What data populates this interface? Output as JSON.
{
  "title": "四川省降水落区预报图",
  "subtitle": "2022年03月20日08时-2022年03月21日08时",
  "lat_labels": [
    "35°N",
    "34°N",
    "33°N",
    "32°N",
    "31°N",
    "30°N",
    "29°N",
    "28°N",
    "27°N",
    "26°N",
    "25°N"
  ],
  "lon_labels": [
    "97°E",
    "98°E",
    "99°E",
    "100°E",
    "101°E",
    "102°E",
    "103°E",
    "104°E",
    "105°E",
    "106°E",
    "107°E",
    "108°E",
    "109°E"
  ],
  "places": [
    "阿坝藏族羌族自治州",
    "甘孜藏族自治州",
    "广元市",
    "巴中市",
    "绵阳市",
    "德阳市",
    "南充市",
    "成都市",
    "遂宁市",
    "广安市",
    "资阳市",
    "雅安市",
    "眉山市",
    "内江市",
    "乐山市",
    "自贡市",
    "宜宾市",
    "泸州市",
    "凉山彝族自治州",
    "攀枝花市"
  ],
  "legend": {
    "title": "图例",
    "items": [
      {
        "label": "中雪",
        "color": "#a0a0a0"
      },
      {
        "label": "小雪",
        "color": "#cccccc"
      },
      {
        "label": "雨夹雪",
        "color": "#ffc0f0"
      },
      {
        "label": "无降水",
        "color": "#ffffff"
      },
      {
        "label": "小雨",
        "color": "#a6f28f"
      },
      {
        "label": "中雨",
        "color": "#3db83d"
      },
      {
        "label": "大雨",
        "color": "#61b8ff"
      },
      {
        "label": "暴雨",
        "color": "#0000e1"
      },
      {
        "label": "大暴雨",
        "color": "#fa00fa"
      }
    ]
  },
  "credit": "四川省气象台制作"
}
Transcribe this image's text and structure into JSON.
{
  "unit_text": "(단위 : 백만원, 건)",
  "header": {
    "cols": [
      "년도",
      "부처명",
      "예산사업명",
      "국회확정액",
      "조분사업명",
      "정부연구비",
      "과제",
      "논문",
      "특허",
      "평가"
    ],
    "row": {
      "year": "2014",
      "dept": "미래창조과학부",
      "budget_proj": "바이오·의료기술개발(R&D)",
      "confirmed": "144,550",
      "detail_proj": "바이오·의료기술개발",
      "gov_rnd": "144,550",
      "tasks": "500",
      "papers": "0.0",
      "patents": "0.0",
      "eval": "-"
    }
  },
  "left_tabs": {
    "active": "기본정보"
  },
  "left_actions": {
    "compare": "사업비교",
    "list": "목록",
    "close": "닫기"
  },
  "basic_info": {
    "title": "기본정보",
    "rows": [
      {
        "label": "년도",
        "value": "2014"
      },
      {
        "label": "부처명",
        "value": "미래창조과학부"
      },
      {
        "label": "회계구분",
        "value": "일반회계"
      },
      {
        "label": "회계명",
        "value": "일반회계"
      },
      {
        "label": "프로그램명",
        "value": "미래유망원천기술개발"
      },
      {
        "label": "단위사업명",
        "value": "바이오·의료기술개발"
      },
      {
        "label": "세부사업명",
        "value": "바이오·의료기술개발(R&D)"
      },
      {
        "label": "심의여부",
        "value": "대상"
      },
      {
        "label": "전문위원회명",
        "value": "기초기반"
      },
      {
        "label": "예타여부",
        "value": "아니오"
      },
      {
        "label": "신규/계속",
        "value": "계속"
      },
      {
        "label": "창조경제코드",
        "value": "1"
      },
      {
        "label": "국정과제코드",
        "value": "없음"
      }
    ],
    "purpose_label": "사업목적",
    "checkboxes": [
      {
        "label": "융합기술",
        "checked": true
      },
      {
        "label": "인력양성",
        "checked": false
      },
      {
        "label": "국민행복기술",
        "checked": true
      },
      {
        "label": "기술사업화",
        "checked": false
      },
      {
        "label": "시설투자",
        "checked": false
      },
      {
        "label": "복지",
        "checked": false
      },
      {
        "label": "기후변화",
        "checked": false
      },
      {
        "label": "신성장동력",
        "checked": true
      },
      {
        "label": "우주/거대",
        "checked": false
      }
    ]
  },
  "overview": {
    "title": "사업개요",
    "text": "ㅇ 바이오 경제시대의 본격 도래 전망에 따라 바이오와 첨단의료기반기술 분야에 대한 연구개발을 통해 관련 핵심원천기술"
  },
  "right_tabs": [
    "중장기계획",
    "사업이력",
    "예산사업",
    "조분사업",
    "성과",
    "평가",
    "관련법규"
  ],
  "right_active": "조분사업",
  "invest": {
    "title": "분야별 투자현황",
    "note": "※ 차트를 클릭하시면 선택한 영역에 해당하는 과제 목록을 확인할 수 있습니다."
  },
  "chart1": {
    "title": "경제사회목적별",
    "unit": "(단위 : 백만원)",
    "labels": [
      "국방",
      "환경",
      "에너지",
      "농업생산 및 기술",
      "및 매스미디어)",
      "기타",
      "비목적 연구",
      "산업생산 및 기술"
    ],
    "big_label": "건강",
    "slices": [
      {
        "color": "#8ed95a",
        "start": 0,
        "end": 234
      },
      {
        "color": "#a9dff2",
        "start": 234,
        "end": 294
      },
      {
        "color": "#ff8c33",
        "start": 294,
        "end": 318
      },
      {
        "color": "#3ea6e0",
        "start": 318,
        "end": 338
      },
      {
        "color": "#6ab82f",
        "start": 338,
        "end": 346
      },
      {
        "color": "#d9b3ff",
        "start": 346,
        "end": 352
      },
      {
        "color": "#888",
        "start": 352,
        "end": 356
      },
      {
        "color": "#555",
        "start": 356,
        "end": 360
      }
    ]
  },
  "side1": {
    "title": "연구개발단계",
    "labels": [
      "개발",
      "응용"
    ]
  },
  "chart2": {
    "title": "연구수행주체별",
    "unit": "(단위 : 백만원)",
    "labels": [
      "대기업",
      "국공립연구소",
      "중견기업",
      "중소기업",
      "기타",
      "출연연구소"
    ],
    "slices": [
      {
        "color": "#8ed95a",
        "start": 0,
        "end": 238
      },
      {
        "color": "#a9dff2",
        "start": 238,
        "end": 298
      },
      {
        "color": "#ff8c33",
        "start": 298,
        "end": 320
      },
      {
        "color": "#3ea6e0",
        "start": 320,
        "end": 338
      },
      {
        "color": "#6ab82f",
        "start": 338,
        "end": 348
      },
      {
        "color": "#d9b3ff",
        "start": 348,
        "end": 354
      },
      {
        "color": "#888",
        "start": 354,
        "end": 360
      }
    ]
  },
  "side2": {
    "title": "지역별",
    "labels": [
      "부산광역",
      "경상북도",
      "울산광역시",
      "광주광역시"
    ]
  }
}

__What is expected__:
Write out the entries in full, exactly as given.

__Output of the exercise__:
What data populates this interface? Output as JSON.
{
  "title": "四川省降水落区预报图",
  "subtitle": "2022年03月20日08时-2022年03月21日08时",
  "lat_labels": [
    "35°N",
    "34°N",
    "33°N",
    "32°N",
    "31°N",
    "30°N",
    "29°N",
    "28°N",
    "27°N",
    "26°N",
    "25°N"
  ],
  "lon_labels": [
    "97°E",
    "98°E",
    "99°E",
    "100°E",
    "101°E",
    "102°E",
    "103°E",
    "104°E",
    "105°E",
    "106°E",
    "107°E",
    "108°E",
    "109°E"
  ],
  "places": [
    "阿坝藏族羌族自治州",
    "甘孜藏族自治州",
    "广元市",
    "巴中市",
    "绵阳市",
    "德阳市",
    "南充市",
    "成都市",
    "遂宁市",
    "广安市",
    "资阳市",
    "雅安市",
    "眉山市",
    "内江市",
    "乐山市",
    "自贡市",
    "宜宾市",
    "泸州市",
    "凉山彝族自治州",
    "攀枝花市"
  ],
  "legend": {
    "title": "图例",
    "items": [
      {
        "label": "中雪",
        "color": "#a0a0a0"
      },
      {
        "label": "小雪",
        "color": "#cccccc"
      },
      {
        "label": "雨夹雪",
        "color": "#ffc0f0"
      },
      {
        "label": "无降水",
        "color": "#ffffff"
      },
      {
        "label": "小雨",
        "color": "#a6f28f"
      },
      {
        "label": "中雨",
        "color": "#3db83d"
      },
      {
        "label": "大雨",
        "color": "#61b8ff"
      },
      {
        "label": "暴雨",
        "color": "#0000e1"
      },
      {
        "label": "大暴雨",
        "color": "#fa00fa"
      }
    ]
  },
  "credit": "四川省气象台制作"
}
Transcribe this image's text and structure into JSON.
{
  "unit_text": "(단위 : 백만원, 건)",
  "header": {
    "cols": [
      "년도",
      "부처명",
      "예산사업명",
      "국회확정액",
      "조분사업명",
      "정부연구비",
      "과제",
      "논문",
      "특허",
      "평가"
    ],
    "row": {
      "year": "2014",
      "dept": "미래창조과학부",
      "budget_proj": "바이오·의료기술개발(R&D)",
      "confirmed": "144,550",
      "detail_proj": "바이오·의료기술개발",
      "gov_rnd": "144,550",
      "tasks": "500",
      "papers": "0.0",
      "patents": "0.0",
      "eval": "-"
    }
  },
  "left_tabs": {
    "active": "기본정보"
  },
  "left_actions": {
    "compare": "사업비교",
    "list": "목록",
    "close": "닫기"
  },
  "basic_info": {
    "title": "기본정보",
    "rows": [
      {
        "label": "년도",
        "value": "2014"
      },
      {
        "label": "부처명",
        "value": "미래창조과학부"
      },
      {
        "label": "회계구분",
        "value": "일반회계"
      },
      {
        "label": "회계명",
        "value": "일반회계"
      },
      {
        "label": "프로그램명",
        "value": "미래유망원천기술개발"
      },
      {
        "label": "단위사업명",
        "value": "바이오·의료기술개발"
      },
      {
        "label": "세부사업명",
        "value": "바이오·의료기술개발(R&D)"
      },
      {
        "label": "심의여부",
        "value": "대상"
      },
      {
        "label": "전문위원회명",
        "value": "기초기반"
      },
      {
        "label": "예타여부",
        "value": "아니오"
      },
      {
        "label": "신규/계속",
        "value": "계속"
      },
      {
        "label": "창조경제코드",
        "value": "1"
      },
      {
        "label": "국정과제코드",
        "value": "없음"
      }
    ],
    "purpose_label": "사업목적",
    "checkboxes": [
      {
        "label": "융합기술",
        "checked": true
      },
      {
        "label": "인력양성",
        "checked": false
      },
      {
        "label": "국민행복기술",
        "checked": true
      },
      {
        "label": "기술사업화",
        "checked": false
      },
      {
        "label": "시설투자",
        "checked": false
      },
      {
        "label": "복지",
        "checked": false
      },
      {
        "label": "기후변화",
        "checked": false
      },
      {
        "label": "신성장동력",
        "checked": true
      },
      {
        "label": "우주/거대",
        "checked": false
      }
    ]
  },
  "overview": {
    "title": "사업개요",
    "text": "ㅇ 바이오 경제시대의 본격 도래 전망에 따라 바이오와 첨단의료기반기술 분야에 대한 연구개발을 통해 관련 핵심원천기술"
  },
  "right_tabs": [
    "중장기계획",
    "사업이력",
    "예산사업",
    "조분사업",
    "성과",
    "평가",
    "관련법규"
  ],
  "right_active": "조분사업",
  "invest": {
    "title": "분야별 투자현황",
    "note": "※ 차트를 클릭하시면 선택한 영역에 해당하는 과제 목록을 확인할 수 있습니다."
  },
  "chart1": {
    "title": "경제사회목적별",
    "unit": "(단위 : 백만원)",
    "labels": [
      "국방",
      "환경",
      "에너지",
      "농업생산 및 기술",
      "및 매스미디어)",
      "기타",
      "비목적 연구",
      "산업생산 및 기술"
    ],
    "big_label": "건강",
    "slices": [
      {
        "color": "#8ed95a",
        "start": 0,
        "end": 234
      },
      {
        "color": "#a9dff2",
        "start": 234,
        "end": 294
      },
      {
        "color": "#ff8c33",
        "start": 294,
        "end": 318
      },
      {
        "color": "#3ea6e0",
        "start": 318,
        "end": 338
      },
      {
        "color": "#6ab82f",
        "start": 338,
        "end": 346
      },
      {
        "color": "#d9b3ff",
        "start": 346,
        "end": 352
      },
      {
        "color": "#888",
        "start": 352,
        "end": 356
      },
      {
        "color": "#555",
        "start": 356,
        "end": 360
      }
    ]
  },
  "side1": {
    "title": "연구개발단계",
    "labels": [
      "개발",
      "응용"
    ]
  },
  "chart2": {
    "title": "연구수행주체별",
    "unit": "(단위 : 백만원)",
    "labels": [
      "대기업",
      "국공립연구소",
      "중견기업",
      "중소기업",
      "기타",
      "출연연구소"
    ],
    "slices": [
      {
        "color": "#8ed95a",
        "start": 0,
        "end": 238
      },
      {
        "color": "#a9dff2",
        "start": 238,
        "end": 298
      },
      {
        "color": "#ff8c33",
        "start": 298,
        "end": 320
      },
      {
        "color": "#3ea6e0",
        "start": 320,
        "end": 338
      },
      {
        "color": "#6ab82f",
        "start": 338,
        "end": 348
      },
      {
        "color": "#d9b3ff",
        "start": 348,
        "end": 354
      },
      {
        "color": "#888",
        "start": 354,
        "end": 360
      }
    ]
  },
  "side2": {
    "title": "지역별",
    "labels": [
      "부산광역",
      "경상북도",
      "울산광역시",
      "광주광역시"
    ]
  }
}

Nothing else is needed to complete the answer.